Transcribe each record below word for word.
** BEGIN **
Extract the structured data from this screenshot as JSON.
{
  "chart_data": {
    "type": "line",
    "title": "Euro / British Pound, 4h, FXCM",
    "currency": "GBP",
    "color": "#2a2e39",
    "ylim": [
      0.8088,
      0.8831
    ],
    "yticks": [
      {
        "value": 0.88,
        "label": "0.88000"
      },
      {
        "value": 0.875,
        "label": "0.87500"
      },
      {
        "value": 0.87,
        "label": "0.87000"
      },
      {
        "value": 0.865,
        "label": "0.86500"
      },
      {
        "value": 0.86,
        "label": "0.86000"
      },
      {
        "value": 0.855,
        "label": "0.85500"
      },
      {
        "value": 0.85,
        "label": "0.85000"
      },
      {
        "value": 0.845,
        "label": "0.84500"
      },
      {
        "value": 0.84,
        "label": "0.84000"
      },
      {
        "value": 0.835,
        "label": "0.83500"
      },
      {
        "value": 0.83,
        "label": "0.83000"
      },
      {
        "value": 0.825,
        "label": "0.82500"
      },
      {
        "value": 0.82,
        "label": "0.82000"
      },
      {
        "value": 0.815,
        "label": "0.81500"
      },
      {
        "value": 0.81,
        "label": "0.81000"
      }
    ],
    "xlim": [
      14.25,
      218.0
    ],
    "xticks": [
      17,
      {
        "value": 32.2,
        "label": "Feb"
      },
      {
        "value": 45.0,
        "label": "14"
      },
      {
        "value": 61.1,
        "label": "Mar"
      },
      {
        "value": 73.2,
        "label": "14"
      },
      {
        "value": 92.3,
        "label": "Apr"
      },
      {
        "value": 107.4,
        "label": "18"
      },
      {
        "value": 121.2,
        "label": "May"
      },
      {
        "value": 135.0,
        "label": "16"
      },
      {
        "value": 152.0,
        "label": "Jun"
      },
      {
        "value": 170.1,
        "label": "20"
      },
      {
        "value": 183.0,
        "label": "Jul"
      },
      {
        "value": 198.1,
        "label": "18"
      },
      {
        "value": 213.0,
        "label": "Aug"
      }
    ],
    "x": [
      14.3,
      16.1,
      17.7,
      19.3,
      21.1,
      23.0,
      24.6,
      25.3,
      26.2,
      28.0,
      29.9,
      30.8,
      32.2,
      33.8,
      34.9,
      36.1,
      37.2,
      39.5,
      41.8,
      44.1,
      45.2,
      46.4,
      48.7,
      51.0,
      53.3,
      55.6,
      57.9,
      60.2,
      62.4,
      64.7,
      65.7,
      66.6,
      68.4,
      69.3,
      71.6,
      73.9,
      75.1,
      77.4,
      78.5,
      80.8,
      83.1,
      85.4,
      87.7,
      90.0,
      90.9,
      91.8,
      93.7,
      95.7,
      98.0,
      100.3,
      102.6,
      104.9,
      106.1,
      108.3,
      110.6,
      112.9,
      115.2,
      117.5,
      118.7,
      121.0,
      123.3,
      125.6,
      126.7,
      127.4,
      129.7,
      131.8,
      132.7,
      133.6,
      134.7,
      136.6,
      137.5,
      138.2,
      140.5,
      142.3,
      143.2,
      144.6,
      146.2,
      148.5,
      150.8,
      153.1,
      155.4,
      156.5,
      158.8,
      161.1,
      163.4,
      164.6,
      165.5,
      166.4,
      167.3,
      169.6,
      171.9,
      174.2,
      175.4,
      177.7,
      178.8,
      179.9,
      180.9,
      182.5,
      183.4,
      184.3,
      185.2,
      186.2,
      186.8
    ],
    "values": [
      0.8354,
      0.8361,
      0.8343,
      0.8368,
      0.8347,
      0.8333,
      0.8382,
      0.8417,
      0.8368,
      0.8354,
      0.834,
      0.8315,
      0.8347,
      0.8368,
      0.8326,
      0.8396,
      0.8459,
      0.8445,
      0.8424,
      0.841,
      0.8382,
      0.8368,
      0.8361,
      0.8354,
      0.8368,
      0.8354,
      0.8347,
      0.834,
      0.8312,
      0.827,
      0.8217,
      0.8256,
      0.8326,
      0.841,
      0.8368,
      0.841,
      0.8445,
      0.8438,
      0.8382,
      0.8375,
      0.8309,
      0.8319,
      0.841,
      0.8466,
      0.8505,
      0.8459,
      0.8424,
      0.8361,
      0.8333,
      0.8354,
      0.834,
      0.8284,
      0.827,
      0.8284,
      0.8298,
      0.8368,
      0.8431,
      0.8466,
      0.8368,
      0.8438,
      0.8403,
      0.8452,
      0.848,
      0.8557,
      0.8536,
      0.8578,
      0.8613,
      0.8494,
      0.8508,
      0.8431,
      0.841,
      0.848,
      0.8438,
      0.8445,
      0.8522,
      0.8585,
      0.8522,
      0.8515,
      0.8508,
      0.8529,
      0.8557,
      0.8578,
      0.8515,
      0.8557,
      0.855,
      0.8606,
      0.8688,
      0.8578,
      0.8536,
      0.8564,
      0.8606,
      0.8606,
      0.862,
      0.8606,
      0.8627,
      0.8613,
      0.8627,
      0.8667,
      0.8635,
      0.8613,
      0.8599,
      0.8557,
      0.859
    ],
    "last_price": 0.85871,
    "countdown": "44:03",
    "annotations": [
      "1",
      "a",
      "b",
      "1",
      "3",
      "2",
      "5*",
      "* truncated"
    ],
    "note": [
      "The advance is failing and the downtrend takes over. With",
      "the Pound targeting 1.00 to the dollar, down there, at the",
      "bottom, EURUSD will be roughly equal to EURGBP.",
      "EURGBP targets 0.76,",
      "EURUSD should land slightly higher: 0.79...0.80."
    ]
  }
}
** END **
- [Solution to the problem]
Extract the structured data from this screenshot as JSON.
{
  "chart_data": {
    "type": "line",
    "title": "Euro / British Pound, 4h, FXCM",
    "currency": "GBP",
    "color": "#2a2e39",
    "ylim": [
      0.8088,
      0.8831
    ],
    "yticks": [
      {
        "value": 0.88,
        "label": "0.88000"
      },
      {
        "value": 0.875,
        "label": "0.87500"
      },
      {
        "value": 0.87,
        "label": "0.87000"
      },
      {
        "value": 0.865,
        "label": "0.86500"
      },
      {
        "value": 0.86,
        "label": "0.86000"
      },
      {
        "value": 0.855,
        "label": "0.85500"
      },
      {
        "value": 0.85,
        "label": "0.85000"
      },
      {
        "value": 0.845,
        "label": "0.84500"
      },
      {
        "value": 0.84,
        "label": "0.84000"
      },
      {
        "value": 0.835,
        "label": "0.83500"
      },
      {
        "value": 0.83,
        "label": "0.83000"
      },
      {
        "value": 0.825,
        "label": "0.82500"
      },
      {
        "value": 0.82,
        "label": "0.82000"
      },
      {
        "value": 0.815,
        "label": "0.81500"
      },
      {
        "value": 0.81,
        "label": "0.81000"
      }
    ],
    "xlim": [
      14.25,
      218.0
    ],
    "xticks": [
      17,
      {
        "value": 32.2,
        "label": "Feb"
      },
      {
        "value": 45.0,
        "label": "14"
      },
      {
        "value": 61.1,
        "label": "Mar"
      },
      {
        "value": 73.2,
        "label": "14"
      },
      {
        "value": 92.3,
        "label": "Apr"
      },
      {
        "value": 107.4,
        "label": "18"
      },
      {
        "value": 121.2,
        "label": "May"
      },
      {
        "value": 135.0,
        "label": "16"
      },
      {
        "value": 152.0,
        "label": "Jun"
      },
      {
        "value": 170.1,
        "label": "20"
      },
      {
        "value": 183.0,
        "label": "Jul"
      },
      {
        "value": 198.1,
        "label": "18"
      },
      {
        "value": 213.0,
        "label": "Aug"
      }
    ],
    "x": [
      14.3,
      16.1,
      17.7,
      19.3,
      21.1,
      23.0,
      24.6,
      25.3,
      26.2,
      28.0,
      29.9,
      30.8,
      32.2,
      33.8,
      34.9,
      36.1,
      37.2,
      39.5,
      41.8,
      44.1,
      45.2,
      46.4,
      48.7,
      51.0,
      53.3,
      55.6,
      57.9,
      60.2,
      62.4,
      64.7,
      65.7,
      66.6,
      68.4,
      69.3,
      71.6,
      73.9,
      75.1,
      77.4,
      78.5,
      80.8,
      83.1,
      85.4,
      87.7,
      90.0,
      90.9,
      91.8,
      93.7,
      95.7,
      98.0,
      100.3,
      102.6,
      104.9,
      106.1,
      108.3,
      110.6,
      112.9,
      115.2,
      117.5,
      118.7,
      121.0,
      123.3,
      125.6,
      126.7,
      127.4,
      129.7,
      131.8,
      132.7,
      133.6,
      134.7,
      136.6,
      137.5,
      138.2,
      140.5,
      142.3,
      143.2,
      144.6,
      146.2,
      148.5,
      150.8,
      153.1,
      155.4,
      156.5,
      158.8,
      161.1,
      163.4,
      164.6,
      165.5,
      166.4,
      167.3,
      169.6,
      171.9,
      174.2,
      175.4,
      177.7,
      178.8,
      179.9,
      180.9,
      182.5,
      183.4,
      184.3,
      185.2,
      186.2,
      186.8
    ],
    "values": [
      0.8354,
      0.8361,
      0.8343,
      0.8368,
      0.8347,
      0.8333,
      0.8382,
      0.8417,
      0.8368,
      0.8354,
      0.834,
      0.8315,
      0.8347,
      0.8368,
      0.8326,
      0.8396,
      0.8459,
      0.8445,
      0.8424,
      0.841,
      0.8382,
      0.8368,
      0.8361,
      0.8354,
      0.8368,
      0.8354,
      0.8347,
      0.834,
      0.8312,
      0.827,
      0.8217,
      0.8256,
      0.8326,
      0.841,
      0.8368,
      0.841,
      0.8445,
      0.8438,
      0.8382,
      0.8375,
      0.8309,
      0.8319,
      0.841,
      0.8466,
      0.8505,
      0.8459,
      0.8424,
      0.8361,
      0.8333,
      0.8354,
      0.834,
      0.8284,
      0.827,
      0.8284,
      0.8298,
      0.8368,
      0.8431,
      0.8466,
      0.8368,
      0.8438,
      0.8403,
      0.8452,
      0.848,
      0.8557,
      0.8536,
      0.8578,
      0.8613,
      0.8494,
      0.8508,
      0.8431,
      0.841,
      0.848,
      0.8438,
      0.8445,
      0.8522,
      0.8585,
      0.8522,
      0.8515,
      0.8508,
      0.8529,
      0.8557,
      0.8578,
      0.8515,
      0.8557,
      0.855,
      0.8606,
      0.8688,
      0.8578,
      0.8536,
      0.8564,
      0.8606,
      0.8606,
      0.862,
      0.8606,
      0.8627,
      0.8613,
      0.8627,
      0.8667,
      0.8635,
      0.8613,
      0.8599,
      0.8557,
      0.859
    ],
    "last_price": 0.85871,
    "countdown": "44:03",
    "annotations": [
      "1",
      "a",
      "b",
      "1",
      "3",
      "2",
      "5*",
      "* truncated"
    ],
    "note": [
      "The advance is failing and the downtrend takes over. With",
      "the Pound targeting 1.00 to the dollar, down there, at the",
      "bottom, EURUSD will be roughly equal to EURGBP.",
      "EURGBP targets 0.76,",
      "EURUSD should land slightly higher: 0.79...0.80."
    ]
  }
}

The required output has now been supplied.